**EXTRACT TO READ:**
Sunday, May 03, 2015

I always cry at endings

Current Music: Get Me Away From Here, I'm Dying  - Belle and Sebastian

4/9
i dont even know why im bothering with this. I was trying to be really tough and understanding because. . . well, i didn't think it would be fair if you knew just how much i didn't want you to take space from me. It's not exactly a completely foreign feeling. what i think and what i feel being so different, I can't even tell which one i should be writing. I don't even know if you'll eventually be talking to me at all. and, if you do, if this even becomes something that you'd ever even want to see. Or that i'd show you. I just can't help thinking that you're changing your mind about me. Fuck, I keep thinking that. Holy fuck that thought hurts. God, if you do read this, i'm a fucking asshole. You'll be all pissed at yourself for making me feel like this and I'm just going to be wanting you to know what fucked up shit runs through my head.

I thought about texting you a lot. I didn't even know what i would say if i had opened your texts. there was a brief hour or so where I just kept wanting to say fuck it, let this blow up if it will.

**SUPPLIED INFORMATION:**
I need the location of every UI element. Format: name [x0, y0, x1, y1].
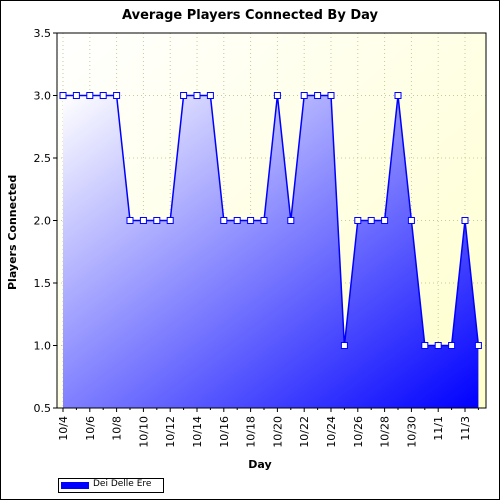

**TASK DETAILS:** Reproduce the blog entry above word for word, from the date line through the last sentence.

**RESULT FOR THIS EXERCISE:**
Sunday, May 03, 2015

I always cry at endings

Current Music: Get Me Away From Here, I'm Dying  - Belle and Sebastian

4/9
i dont even know why im bothering with this. I was trying to be really tough and understanding because. . . well, i didn't think it would be fair if you knew just how much i didn't want you to take space from me. It's not exactly a completely foreign feeling. what i think and what i feel being so different, I can't even tell which one i should be writing. I don't even know if you'll eventually be talking to me at all. and, if you do, if this even becomes something that you'd ever even want to see. Or that i'd show you. I just can't help thinking that you're changing your mind about me. Fuck, I keep thinking that. Holy fuck that thought hurts. God, if you do read this, i'm a fucking asshole. You'll be all pissed at yourself for making me feel like this and I'm just going to be wanting you to know what fucked up shit runs through my head.

I thought about texting you a lot. I didn't even know what i would say if i had opened your texts. there was a brief hour or so where I just kept wanting to say fuck it, let this blow up if it will.